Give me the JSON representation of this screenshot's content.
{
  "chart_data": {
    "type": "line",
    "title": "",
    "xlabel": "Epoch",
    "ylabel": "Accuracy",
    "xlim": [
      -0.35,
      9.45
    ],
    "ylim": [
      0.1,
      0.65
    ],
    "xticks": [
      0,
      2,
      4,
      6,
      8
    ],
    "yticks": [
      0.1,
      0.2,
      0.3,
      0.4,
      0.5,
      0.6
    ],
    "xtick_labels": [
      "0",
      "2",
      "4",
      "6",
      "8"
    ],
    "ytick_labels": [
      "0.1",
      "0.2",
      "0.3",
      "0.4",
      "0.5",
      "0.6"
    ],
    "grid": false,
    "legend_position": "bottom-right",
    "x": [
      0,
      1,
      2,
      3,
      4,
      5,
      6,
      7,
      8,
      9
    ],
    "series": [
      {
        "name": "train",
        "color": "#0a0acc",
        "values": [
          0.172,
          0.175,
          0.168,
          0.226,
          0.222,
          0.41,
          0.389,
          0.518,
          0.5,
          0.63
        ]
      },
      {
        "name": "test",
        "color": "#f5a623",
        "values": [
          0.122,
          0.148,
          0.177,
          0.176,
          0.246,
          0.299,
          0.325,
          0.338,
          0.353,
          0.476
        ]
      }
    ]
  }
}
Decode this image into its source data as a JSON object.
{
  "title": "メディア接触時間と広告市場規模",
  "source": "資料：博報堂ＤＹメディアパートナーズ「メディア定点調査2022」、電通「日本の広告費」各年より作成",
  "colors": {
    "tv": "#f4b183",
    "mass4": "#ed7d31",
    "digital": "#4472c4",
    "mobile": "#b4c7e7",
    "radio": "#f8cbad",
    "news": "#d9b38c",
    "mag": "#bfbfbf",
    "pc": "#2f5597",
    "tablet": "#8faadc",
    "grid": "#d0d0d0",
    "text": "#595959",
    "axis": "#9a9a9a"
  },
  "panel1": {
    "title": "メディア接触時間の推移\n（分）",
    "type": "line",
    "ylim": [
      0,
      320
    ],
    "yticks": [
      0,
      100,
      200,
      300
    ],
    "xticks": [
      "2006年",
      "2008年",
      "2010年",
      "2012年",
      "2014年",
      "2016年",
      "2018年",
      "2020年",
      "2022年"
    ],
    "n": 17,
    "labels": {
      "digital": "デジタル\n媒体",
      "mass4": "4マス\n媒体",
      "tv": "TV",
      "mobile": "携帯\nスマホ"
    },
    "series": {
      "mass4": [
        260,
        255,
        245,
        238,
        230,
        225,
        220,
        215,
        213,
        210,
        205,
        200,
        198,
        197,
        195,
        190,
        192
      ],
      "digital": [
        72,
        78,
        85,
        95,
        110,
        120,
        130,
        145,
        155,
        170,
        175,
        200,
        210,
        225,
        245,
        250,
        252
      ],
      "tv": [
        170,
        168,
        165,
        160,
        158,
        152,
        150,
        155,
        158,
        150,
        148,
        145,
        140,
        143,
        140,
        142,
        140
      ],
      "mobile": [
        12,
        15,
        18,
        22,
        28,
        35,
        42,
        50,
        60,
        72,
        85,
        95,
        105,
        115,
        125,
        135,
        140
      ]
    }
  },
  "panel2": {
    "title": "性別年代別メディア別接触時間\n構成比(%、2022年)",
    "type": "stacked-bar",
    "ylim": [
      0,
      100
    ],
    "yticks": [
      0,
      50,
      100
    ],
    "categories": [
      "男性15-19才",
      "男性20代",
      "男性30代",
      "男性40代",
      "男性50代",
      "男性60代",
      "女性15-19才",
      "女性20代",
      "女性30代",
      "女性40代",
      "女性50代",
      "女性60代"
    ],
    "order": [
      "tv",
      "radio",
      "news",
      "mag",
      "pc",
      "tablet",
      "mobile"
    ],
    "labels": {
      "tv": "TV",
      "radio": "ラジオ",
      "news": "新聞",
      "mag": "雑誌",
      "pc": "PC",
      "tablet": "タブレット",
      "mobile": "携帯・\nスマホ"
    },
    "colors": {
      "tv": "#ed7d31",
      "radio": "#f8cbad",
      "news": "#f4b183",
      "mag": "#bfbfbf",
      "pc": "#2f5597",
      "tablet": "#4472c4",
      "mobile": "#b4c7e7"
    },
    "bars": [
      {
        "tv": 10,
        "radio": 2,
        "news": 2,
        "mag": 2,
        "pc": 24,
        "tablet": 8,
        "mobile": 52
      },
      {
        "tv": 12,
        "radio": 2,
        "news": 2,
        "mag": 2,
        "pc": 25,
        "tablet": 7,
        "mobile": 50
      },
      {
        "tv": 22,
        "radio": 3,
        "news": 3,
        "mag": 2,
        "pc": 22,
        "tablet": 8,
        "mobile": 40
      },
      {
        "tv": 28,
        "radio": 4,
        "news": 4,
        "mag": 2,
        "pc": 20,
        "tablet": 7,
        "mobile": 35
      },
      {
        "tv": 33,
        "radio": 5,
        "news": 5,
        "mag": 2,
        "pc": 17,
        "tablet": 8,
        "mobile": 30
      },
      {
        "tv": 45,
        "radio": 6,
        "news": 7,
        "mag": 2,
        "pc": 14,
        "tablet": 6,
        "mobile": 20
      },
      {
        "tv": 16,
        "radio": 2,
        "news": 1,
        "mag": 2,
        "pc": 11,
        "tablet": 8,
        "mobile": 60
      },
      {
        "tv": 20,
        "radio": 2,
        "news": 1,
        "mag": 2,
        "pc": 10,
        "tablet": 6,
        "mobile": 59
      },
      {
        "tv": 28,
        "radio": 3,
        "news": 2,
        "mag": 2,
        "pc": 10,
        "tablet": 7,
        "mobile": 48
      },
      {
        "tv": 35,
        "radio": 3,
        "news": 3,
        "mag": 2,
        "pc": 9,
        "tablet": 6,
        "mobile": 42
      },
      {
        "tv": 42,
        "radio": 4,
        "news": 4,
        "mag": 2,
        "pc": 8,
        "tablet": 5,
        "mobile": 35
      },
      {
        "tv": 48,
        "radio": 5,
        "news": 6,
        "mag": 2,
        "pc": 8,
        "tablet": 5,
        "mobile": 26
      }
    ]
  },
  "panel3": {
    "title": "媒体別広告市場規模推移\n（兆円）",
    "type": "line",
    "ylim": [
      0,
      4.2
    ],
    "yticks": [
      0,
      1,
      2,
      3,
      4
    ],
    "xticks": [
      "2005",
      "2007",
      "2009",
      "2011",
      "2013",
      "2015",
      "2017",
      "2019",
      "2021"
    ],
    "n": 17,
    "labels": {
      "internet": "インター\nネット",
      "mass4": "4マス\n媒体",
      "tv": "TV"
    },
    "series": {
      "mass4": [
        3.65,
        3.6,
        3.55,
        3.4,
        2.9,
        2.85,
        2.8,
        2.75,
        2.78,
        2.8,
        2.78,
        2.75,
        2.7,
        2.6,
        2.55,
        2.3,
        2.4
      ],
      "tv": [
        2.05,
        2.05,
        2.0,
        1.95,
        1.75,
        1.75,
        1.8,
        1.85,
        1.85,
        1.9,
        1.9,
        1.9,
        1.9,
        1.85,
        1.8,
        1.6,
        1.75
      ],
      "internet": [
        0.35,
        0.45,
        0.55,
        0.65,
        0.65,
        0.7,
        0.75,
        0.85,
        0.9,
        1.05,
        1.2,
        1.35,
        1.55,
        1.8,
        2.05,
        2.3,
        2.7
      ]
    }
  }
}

________________________________________

Task to carry out - Write the entire listing out again, word for word.

Final answer -
Give me the JSON representation of this screenshot's content.
{
  "chart_data": {
    "type": "line",
    "title": "",
    "xlabel": "Epoch",
    "ylabel": "Accuracy",
    "xlim": [
      -0.35,
      9.45
    ],
    "ylim": [
      0.1,
      0.65
    ],
    "xticks": [
      0,
      2,
      4,
      6,
      8
    ],
    "yticks": [
      0.1,
      0.2,
      0.3,
      0.4,
      0.5,
      0.6
    ],
    "xtick_labels": [
      "0",
      "2",
      "4",
      "6",
      "8"
    ],
    "ytick_labels": [
      "0.1",
      "0.2",
      "0.3",
      "0.4",
      "0.5",
      "0.6"
    ],
    "grid": false,
    "legend_position": "bottom-right",
    "x": [
      0,
      1,
      2,
      3,
      4,
      5,
      6,
      7,
      8,
      9
    ],
    "series": [
      {
        "name": "train",
        "color": "#0a0acc",
        "values": [
          0.172,
          0.175,
          0.168,
          0.226,
          0.222,
          0.41,
          0.389,
          0.518,
          0.5,
          0.63
        ]
      },
      {
        "name": "test",
        "color": "#f5a623",
        "values": [
          0.122,
          0.148,
          0.177,
          0.176,
          0.246,
          0.299,
          0.325,
          0.338,
          0.353,
          0.476
        ]
      }
    ]
  }
}
Decode this image into its source data as a JSON object.
{
  "title": "メディア接触時間と広告市場規模",
  "source": "資料：博報堂ＤＹメディアパートナーズ「メディア定点調査2022」、電通「日本の広告費」各年より作成",
  "colors": {
    "tv": "#f4b183",
    "mass4": "#ed7d31",
    "digital": "#4472c4",
    "mobile": "#b4c7e7",
    "radio": "#f8cbad",
    "news": "#d9b38c",
    "mag": "#bfbfbf",
    "pc": "#2f5597",
    "tablet": "#8faadc",
    "grid": "#d0d0d0",
    "text": "#595959",
    "axis": "#9a9a9a"
  },
  "panel1": {
    "title": "メディア接触時間の推移\n（分）",
    "type": "line",
    "ylim": [
      0,
      320
    ],
    "yticks": [
      0,
      100,
      200,
      300
    ],
    "xticks": [
      "2006年",
      "2008年",
      "2010年",
      "2012年",
      "2014年",
      "2016年",
      "2018年",
      "2020年",
      "2022年"
    ],
    "n": 17,
    "labels": {
      "digital": "デジタル\n媒体",
      "mass4": "4マス\n媒体",
      "tv": "TV",
      "mobile": "携帯\nスマホ"
    },
    "series": {
      "mass4": [
        260,
        255,
        245,
        238,
        230,
        225,
        220,
        215,
        213,
        210,
        205,
        200,
        198,
        197,
        195,
        190,
        192
      ],
      "digital": [
        72,
        78,
        85,
        95,
        110,
        120,
        130,
        145,
        155,
        170,
        175,
        200,
        210,
        225,
        245,
        250,
        252
      ],
      "tv": [
        170,
        168,
        165,
        160,
        158,
        152,
        150,
        155,
        158,
        150,
        148,
        145,
        140,
        143,
        140,
        142,
        140
      ],
      "mobile": [
        12,
        15,
        18,
        22,
        28,
        35,
        42,
        50,
        60,
        72,
        85,
        95,
        105,
        115,
        125,
        135,
        140
      ]
    }
  },
  "panel2": {
    "title": "性別年代別メディア別接触時間\n構成比(%、2022年)",
    "type": "stacked-bar",
    "ylim": [
      0,
      100
    ],
    "yticks": [
      0,
      50,
      100
    ],
    "categories": [
      "男性15-19才",
      "男性20代",
      "男性30代",
      "男性40代",
      "男性50代",
      "男性60代",
      "女性15-19才",
      "女性20代",
      "女性30代",
      "女性40代",
      "女性50代",
      "女性60代"
    ],
    "order": [
      "tv",
      "radio",
      "news",
      "mag",
      "pc",
      "tablet",
      "mobile"
    ],
    "labels": {
      "tv": "TV",
      "radio": "ラジオ",
      "news": "新聞",
      "mag": "雑誌",
      "pc": "PC",
      "tablet": "タブレット",
      "mobile": "携帯・\nスマホ"
    },
    "colors": {
      "tv": "#ed7d31",
      "radio": "#f8cbad",
      "news": "#f4b183",
      "mag": "#bfbfbf",
      "pc": "#2f5597",
      "tablet": "#4472c4",
      "mobile": "#b4c7e7"
    },
    "bars": [
      {
        "tv": 10,
        "radio": 2,
        "news": 2,
        "mag": 2,
        "pc": 24,
        "tablet": 8,
        "mobile": 52
      },
      {
        "tv": 12,
        "radio": 2,
        "news": 2,
        "mag": 2,
        "pc": 25,
        "tablet": 7,
        "mobile": 50
      },
      {
        "tv": 22,
        "radio": 3,
        "news": 3,
        "mag": 2,
        "pc": 22,
        "tablet": 8,
        "mobile": 40
      },
      {
        "tv": 28,
        "radio": 4,
        "news": 4,
        "mag": 2,
        "pc": 20,
        "tablet": 7,
        "mobile": 35
      },
      {
        "tv": 33,
        "radio": 5,
        "news": 5,
        "mag": 2,
        "pc": 17,
        "tablet": 8,
        "mobile": 30
      },
      {
        "tv": 45,
        "radio": 6,
        "news": 7,
        "mag": 2,
        "pc": 14,
        "tablet": 6,
        "mobile": 20
      },
      {
        "tv": 16,
        "radio": 2,
        "news": 1,
        "mag": 2,
        "pc": 11,
        "tablet": 8,
        "mobile": 60
      },
      {
        "tv": 20,
        "radio": 2,
        "news": 1,
        "mag": 2,
        "pc": 10,
        "tablet": 6,
        "mobile": 59
      },
      {
        "tv": 28,
        "radio": 3,
        "news": 2,
        "mag": 2,
        "pc": 10,
        "tablet": 7,
        "mobile": 48
      },
      {
        "tv": 35,
        "radio": 3,
        "news": 3,
        "mag": 2,
        "pc": 9,
        "tablet": 6,
        "mobile": 42
      },
      {
        "tv": 42,
        "radio": 4,
        "news": 4,
        "mag": 2,
        "pc": 8,
        "tablet": 5,
        "mobile": 35
      },
      {
        "tv": 48,
        "radio": 5,
        "news": 6,
        "mag": 2,
        "pc": 8,
        "tablet": 5,
        "mobile": 26
      }
    ]
  },
  "panel3": {
    "title": "媒体別広告市場規模推移\n（兆円）",
    "type": "line",
    "ylim": [
      0,
      4.2
    ],
    "yticks": [
      0,
      1,
      2,
      3,
      4
    ],
    "xticks": [
      "2005",
      "2007",
      "2009",
      "2011",
      "2013",
      "2015",
      "2017",
      "2019",
      "2021"
    ],
    "n": 17,
    "labels": {
      "internet": "インター\nネット",
      "mass4": "4マス\n媒体",
      "tv": "TV"
    },
    "series": {
      "mass4": [
        3.65,
        3.6,
        3.55,
        3.4,
        2.9,
        2.85,
        2.8,
        2.75,
        2.78,
        2.8,
        2.78,
        2.75,
        2.7,
        2.6,
        2.55,
        2.3,
        2.4
      ],
      "tv": [
        2.05,
        2.05,
        2.0,
        1.95,
        1.75,
        1.75,
        1.8,
        1.85,
        1.85,
        1.9,
        1.9,
        1.9,
        1.9,
        1.85,
        1.8,
        1.6,
        1.75
      ],
      "internet": [
        0.35,
        0.45,
        0.55,
        0.65,
        0.65,
        0.7,
        0.75,
        0.85,
        0.9,
        1.05,
        1.2,
        1.35,
        1.55,
        1.8,
        2.05,
        2.3,
        2.7
      ]
    }
  }
}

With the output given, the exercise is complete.